┌─ INFORMATION SHOWN
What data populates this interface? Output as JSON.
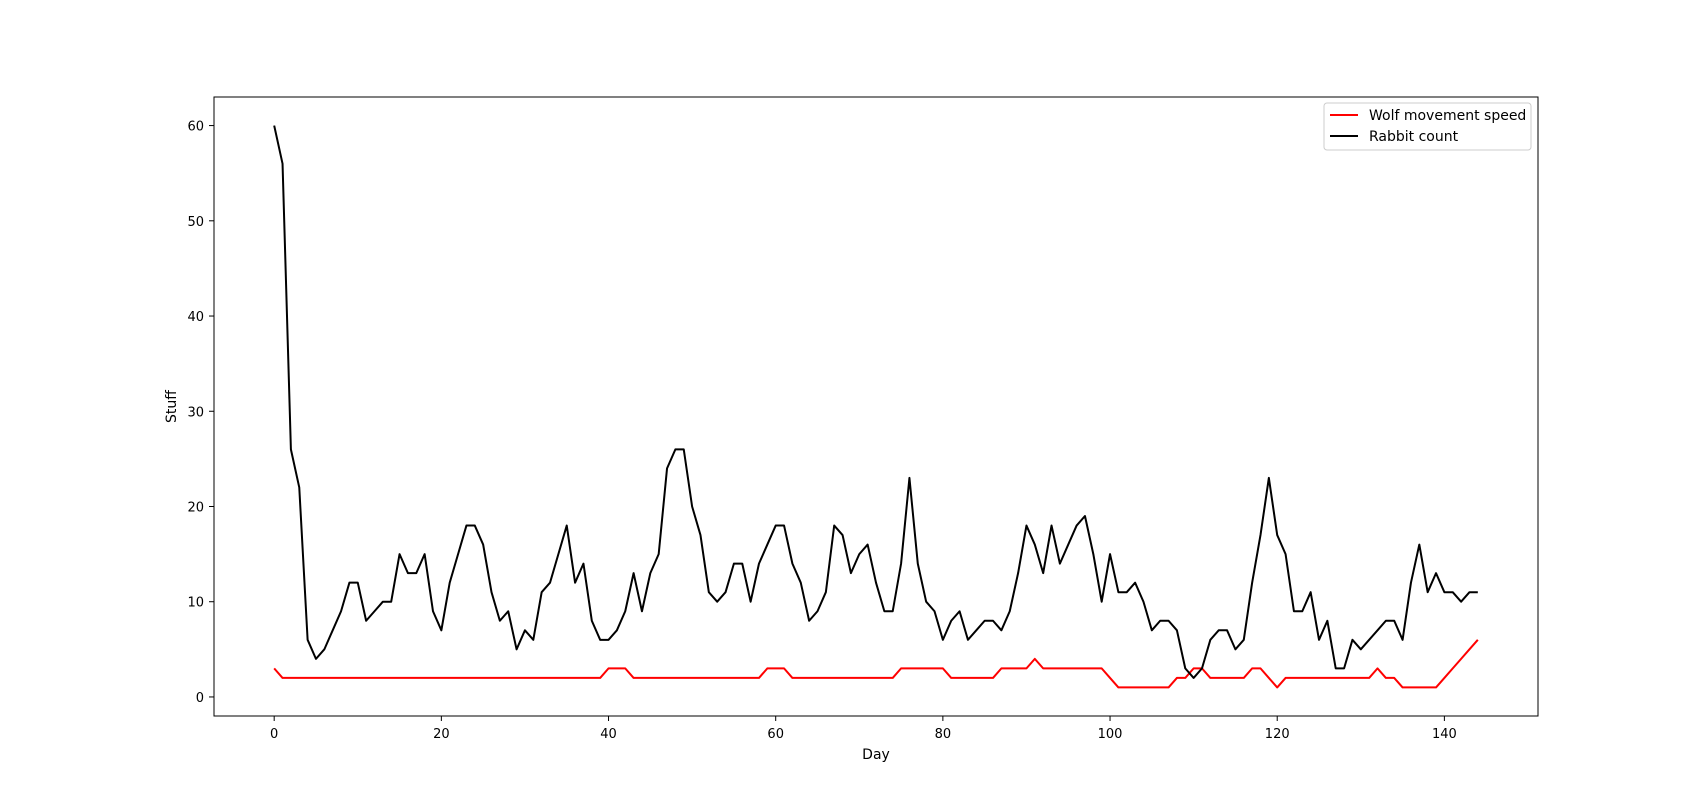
{
  "chart_data": {
    "type": "line",
    "title": "",
    "xlabel": "Day",
    "ylabel": "Stuff",
    "xlim": [
      -7.2,
      151.2
    ],
    "ylim": [
      -2,
      63
    ],
    "xticks": [
      0,
      20,
      40,
      60,
      80,
      100,
      120,
      140
    ],
    "yticks": [
      0,
      10,
      20,
      30,
      40,
      50,
      60
    ],
    "grid": false,
    "legend_position": "top-right",
    "series": [
      {
        "name": "Wolf movement speed",
        "color": "#ff0000",
        "values": [
          3,
          2,
          2,
          2,
          2,
          2,
          2,
          2,
          2,
          2,
          2,
          2,
          2,
          2,
          2,
          2,
          2,
          2,
          2,
          2,
          2,
          2,
          2,
          2,
          2,
          2,
          2,
          2,
          2,
          2,
          2,
          2,
          2,
          2,
          2,
          2,
          2,
          2,
          2,
          2,
          3,
          3,
          3,
          2,
          2,
          2,
          2,
          2,
          2,
          2,
          2,
          2,
          2,
          2,
          2,
          2,
          2,
          2,
          2,
          3,
          3,
          3,
          2,
          2,
          2,
          2,
          2,
          2,
          2,
          2,
          2,
          2,
          2,
          2,
          2,
          3,
          3,
          3,
          3,
          3,
          3,
          2,
          2,
          2,
          2,
          2,
          2,
          3,
          3,
          3,
          3,
          4,
          3,
          3,
          3,
          3,
          3,
          3,
          3,
          3,
          2,
          1,
          1,
          1,
          1,
          1,
          1,
          1,
          2,
          2,
          3,
          3,
          2,
          2,
          2,
          2,
          2,
          3,
          3,
          2,
          1,
          2,
          2,
          2,
          2,
          2,
          2,
          2,
          2,
          2,
          2,
          2,
          3,
          2,
          2,
          1,
          1,
          1,
          1,
          1,
          2,
          3,
          4,
          5,
          6
        ]
      },
      {
        "name": "Rabbit count",
        "color": "#000000",
        "values": [
          60,
          56,
          26,
          22,
          6,
          4,
          5,
          7,
          9,
          12,
          12,
          8,
          9,
          10,
          10,
          15,
          13,
          13,
          15,
          9,
          7,
          12,
          15,
          18,
          18,
          16,
          11,
          8,
          9,
          5,
          7,
          6,
          11,
          12,
          15,
          18,
          12,
          14,
          8,
          6,
          6,
          7,
          9,
          13,
          9,
          13,
          15,
          24,
          26,
          26,
          20,
          17,
          11,
          10,
          11,
          14,
          14,
          10,
          14,
          16,
          18,
          18,
          14,
          12,
          8,
          9,
          11,
          18,
          17,
          13,
          15,
          16,
          12,
          9,
          9,
          14,
          23,
          14,
          10,
          9,
          6,
          8,
          9,
          6,
          7,
          8,
          8,
          7,
          9,
          13,
          18,
          16,
          13,
          18,
          14,
          16,
          18,
          19,
          15,
          10,
          15,
          11,
          11,
          12,
          10,
          7,
          8,
          8,
          7,
          3,
          2,
          3,
          6,
          7,
          7,
          5,
          6,
          12,
          17,
          23,
          17,
          15,
          9,
          9,
          11,
          6,
          8,
          3,
          3,
          6,
          5,
          6,
          7,
          8,
          8,
          6,
          12,
          16,
          11,
          13,
          11,
          11,
          10,
          11,
          11
        ]
      }
    ]
  }
}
└─
» **PROBLEM TO WORK ON**
Write the lines above out again exactly, without any of their pictures.

» **EXERCISE RESPONSE**
What data populates this interface? Output as JSON.
{
  "chart_data": {
    "type": "line",
    "title": "",
    "xlabel": "Day",
    "ylabel": "Stuff",
    "xlim": [
      -7.2,
      151.2
    ],
    "ylim": [
      -2,
      63
    ],
    "xticks": [
      0,
      20,
      40,
      60,
      80,
      100,
      120,
      140
    ],
    "yticks": [
      0,
      10,
      20,
      30,
      40,
      50,
      60
    ],
    "grid": false,
    "legend_position": "top-right",
    "series": [
      {
        "name": "Wolf movement speed",
        "color": "#ff0000",
        "values": [
          3,
          2,
          2,
          2,
          2,
          2,
          2,
          2,
          2,
          2,
          2,
          2,
          2,
          2,
          2,
          2,
          2,
          2,
          2,
          2,
          2,
          2,
          2,
          2,
          2,
          2,
          2,
          2,
          2,
          2,
          2,
          2,
          2,
          2,
          2,
          2,
          2,
          2,
          2,
          2,
          3,
          3,
          3,
          2,
          2,
          2,
          2,
          2,
          2,
          2,
          2,
          2,
          2,
          2,
          2,
          2,
          2,
          2,
          2,
          3,
          3,
          3,
          2,
          2,
          2,
          2,
          2,
          2,
          2,
          2,
          2,
          2,
          2,
          2,
          2,
          3,
          3,
          3,
          3,
          3,
          3,
          2,
          2,
          2,
          2,
          2,
          2,
          3,
          3,
          3,
          3,
          4,
          3,
          3,
          3,
          3,
          3,
          3,
          3,
          3,
          2,
          1,
          1,
          1,
          1,
          1,
          1,
          1,
          2,
          2,
          3,
          3,
          2,
          2,
          2,
          2,
          2,
          3,
          3,
          2,
          1,
          2,
          2,
          2,
          2,
          2,
          2,
          2,
          2,
          2,
          2,
          2,
          3,
          2,
          2,
          1,
          1,
          1,
          1,
          1,
          2,
          3,
          4,
          5,
          6
        ]
      },
      {
        "name": "Rabbit count",
        "color": "#000000",
        "values": [
          60,
          56,
          26,
          22,
          6,
          4,
          5,
          7,
          9,
          12,
          12,
          8,
          9,
          10,
          10,
          15,
          13,
          13,
          15,
          9,
          7,
          12,
          15,
          18,
          18,
          16,
          11,
          8,
          9,
          5,
          7,
          6,
          11,
          12,
          15,
          18,
          12,
          14,
          8,
          6,
          6,
          7,
          9,
          13,
          9,
          13,
          15,
          24,
          26,
          26,
          20,
          17,
          11,
          10,
          11,
          14,
          14,
          10,
          14,
          16,
          18,
          18,
          14,
          12,
          8,
          9,
          11,
          18,
          17,
          13,
          15,
          16,
          12,
          9,
          9,
          14,
          23,
          14,
          10,
          9,
          6,
          8,
          9,
          6,
          7,
          8,
          8,
          7,
          9,
          13,
          18,
          16,
          13,
          18,
          14,
          16,
          18,
          19,
          15,
          10,
          15,
          11,
          11,
          12,
          10,
          7,
          8,
          8,
          7,
          3,
          2,
          3,
          6,
          7,
          7,
          5,
          6,
          12,
          17,
          23,
          17,
          15,
          9,
          9,
          11,
          6,
          8,
          3,
          3,
          6,
          5,
          6,
          7,
          8,
          8,
          6,
          12,
          16,
          11,
          13,
          11,
          11,
          10,
          11,
          11
        ]
      }
    ]
  }
}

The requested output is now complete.